● STATED EXERCISE
From the entries below, copy out every line with "time" in it.

● PROVIDED RECORDS
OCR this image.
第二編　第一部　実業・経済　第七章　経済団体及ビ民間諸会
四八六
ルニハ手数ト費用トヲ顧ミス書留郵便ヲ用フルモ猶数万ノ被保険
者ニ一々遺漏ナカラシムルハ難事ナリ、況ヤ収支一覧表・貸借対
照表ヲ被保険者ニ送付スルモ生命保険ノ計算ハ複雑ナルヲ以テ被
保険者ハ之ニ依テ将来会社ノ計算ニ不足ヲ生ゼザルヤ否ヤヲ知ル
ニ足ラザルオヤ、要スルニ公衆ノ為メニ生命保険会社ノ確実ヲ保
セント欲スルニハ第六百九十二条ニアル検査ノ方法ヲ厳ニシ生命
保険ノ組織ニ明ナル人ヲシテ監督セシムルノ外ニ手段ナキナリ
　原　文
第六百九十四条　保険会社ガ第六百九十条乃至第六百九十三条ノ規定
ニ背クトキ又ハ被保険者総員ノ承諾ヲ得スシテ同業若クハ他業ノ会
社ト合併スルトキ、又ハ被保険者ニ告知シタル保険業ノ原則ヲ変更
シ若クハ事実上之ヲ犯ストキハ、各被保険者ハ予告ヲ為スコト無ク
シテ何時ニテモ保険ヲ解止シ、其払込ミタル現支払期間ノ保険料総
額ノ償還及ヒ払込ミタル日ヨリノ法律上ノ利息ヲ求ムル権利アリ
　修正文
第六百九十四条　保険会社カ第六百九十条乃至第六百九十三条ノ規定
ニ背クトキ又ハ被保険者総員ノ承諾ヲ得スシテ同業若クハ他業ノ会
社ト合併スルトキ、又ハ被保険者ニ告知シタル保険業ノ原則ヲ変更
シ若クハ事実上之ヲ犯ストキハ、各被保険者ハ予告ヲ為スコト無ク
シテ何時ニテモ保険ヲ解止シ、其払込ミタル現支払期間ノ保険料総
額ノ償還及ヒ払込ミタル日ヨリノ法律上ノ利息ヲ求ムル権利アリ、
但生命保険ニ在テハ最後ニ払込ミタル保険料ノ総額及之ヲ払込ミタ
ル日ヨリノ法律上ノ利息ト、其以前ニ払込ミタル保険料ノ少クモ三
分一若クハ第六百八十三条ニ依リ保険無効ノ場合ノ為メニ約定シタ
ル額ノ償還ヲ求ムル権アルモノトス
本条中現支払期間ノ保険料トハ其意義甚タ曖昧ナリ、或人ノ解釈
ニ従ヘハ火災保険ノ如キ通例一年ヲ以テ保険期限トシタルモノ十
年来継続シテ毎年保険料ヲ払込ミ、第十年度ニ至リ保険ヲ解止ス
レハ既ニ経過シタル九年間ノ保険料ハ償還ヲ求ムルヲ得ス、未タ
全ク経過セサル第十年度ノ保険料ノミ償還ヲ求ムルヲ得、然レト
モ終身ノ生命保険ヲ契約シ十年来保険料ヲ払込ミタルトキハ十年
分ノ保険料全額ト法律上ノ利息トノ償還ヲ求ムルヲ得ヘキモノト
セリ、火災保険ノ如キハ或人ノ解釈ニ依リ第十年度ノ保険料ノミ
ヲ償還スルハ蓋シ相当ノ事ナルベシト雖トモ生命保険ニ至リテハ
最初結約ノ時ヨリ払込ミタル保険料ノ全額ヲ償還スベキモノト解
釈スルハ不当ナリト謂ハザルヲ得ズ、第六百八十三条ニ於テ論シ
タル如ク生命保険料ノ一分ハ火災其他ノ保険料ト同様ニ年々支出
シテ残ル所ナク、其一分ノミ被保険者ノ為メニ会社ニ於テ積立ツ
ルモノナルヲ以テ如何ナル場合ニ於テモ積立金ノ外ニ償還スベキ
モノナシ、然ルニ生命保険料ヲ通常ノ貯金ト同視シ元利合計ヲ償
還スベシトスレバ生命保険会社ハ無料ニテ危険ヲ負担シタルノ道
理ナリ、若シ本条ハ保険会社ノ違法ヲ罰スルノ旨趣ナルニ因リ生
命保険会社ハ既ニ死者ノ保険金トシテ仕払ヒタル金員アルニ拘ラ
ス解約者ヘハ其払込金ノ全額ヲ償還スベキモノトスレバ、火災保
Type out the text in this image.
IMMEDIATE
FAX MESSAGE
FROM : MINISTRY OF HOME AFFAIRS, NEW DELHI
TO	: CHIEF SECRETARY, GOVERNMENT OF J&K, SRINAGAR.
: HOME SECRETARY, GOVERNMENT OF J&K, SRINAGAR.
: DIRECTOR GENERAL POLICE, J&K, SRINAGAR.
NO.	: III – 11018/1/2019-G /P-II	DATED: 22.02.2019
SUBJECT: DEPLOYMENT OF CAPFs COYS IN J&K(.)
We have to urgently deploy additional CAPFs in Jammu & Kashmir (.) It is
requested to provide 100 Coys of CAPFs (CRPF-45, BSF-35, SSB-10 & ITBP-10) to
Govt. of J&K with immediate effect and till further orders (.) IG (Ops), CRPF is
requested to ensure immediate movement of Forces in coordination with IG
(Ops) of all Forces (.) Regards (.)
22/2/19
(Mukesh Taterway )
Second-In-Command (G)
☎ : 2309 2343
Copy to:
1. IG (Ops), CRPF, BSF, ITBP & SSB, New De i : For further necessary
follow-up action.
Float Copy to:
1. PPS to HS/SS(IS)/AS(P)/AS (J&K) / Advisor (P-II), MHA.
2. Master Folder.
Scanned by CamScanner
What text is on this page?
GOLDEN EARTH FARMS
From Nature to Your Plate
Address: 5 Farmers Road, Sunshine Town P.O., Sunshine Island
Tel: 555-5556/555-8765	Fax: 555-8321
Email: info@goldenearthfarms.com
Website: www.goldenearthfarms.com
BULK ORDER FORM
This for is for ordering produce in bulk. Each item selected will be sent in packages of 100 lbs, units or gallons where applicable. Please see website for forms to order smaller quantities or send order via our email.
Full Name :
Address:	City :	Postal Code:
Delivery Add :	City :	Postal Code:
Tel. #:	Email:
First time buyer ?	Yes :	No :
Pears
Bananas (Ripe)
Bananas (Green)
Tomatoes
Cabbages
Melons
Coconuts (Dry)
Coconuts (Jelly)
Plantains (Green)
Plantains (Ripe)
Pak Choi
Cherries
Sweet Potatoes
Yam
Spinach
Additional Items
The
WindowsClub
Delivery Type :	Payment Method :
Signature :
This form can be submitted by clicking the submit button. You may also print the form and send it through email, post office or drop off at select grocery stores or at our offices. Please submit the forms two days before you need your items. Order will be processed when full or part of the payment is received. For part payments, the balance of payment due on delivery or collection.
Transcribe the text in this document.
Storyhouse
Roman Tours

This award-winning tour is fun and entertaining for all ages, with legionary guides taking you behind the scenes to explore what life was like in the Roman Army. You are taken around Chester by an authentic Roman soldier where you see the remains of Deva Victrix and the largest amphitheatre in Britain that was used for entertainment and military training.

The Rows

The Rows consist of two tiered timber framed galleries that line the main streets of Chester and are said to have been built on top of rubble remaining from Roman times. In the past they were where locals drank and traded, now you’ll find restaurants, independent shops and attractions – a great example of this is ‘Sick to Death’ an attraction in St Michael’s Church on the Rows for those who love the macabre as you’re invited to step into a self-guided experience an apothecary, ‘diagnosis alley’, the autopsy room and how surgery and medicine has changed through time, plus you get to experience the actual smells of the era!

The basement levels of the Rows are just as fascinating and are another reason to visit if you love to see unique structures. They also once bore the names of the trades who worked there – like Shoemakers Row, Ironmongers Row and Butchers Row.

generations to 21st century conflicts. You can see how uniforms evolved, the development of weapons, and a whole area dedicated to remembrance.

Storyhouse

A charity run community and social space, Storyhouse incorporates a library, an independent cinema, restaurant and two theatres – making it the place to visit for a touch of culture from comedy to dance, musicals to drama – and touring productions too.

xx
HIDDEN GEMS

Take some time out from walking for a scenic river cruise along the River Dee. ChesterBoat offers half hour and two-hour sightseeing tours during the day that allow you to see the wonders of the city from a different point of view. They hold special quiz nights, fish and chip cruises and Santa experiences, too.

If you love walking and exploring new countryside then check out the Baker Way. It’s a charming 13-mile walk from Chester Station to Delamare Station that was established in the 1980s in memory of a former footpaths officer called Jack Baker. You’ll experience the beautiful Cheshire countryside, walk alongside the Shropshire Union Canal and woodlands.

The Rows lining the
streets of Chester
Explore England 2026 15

● ANSWER BELOW
First time buyer ?	Yes :	No :
The Rows consist of two tiered timber framed galleries that line the main streets of Chester and are said to have been built on top of rubble remaining from Roman times. In the past they were where locals drank and traded, now you’ll find restaurants, independent shops and attractions – a great example of this is ‘Sick to Death’ an attraction in St Michael’s Church on the Rows for those who love the macabre as you’re invited to step into a self-guided experience an apothecary, ‘diagnosis alley’, the autopsy room and how surgery and medicine has changed through time, plus you get to experience the actual smells of the era!
Take some time out from walking for a scenic river cruise along the River Dee. ChesterBoat offers half hour and two-hour sightseeing tours during the day that allow you to see the wonders of the city from a different point of view. They hold special quiz nights, fish and chip cruises and Santa experiences, too.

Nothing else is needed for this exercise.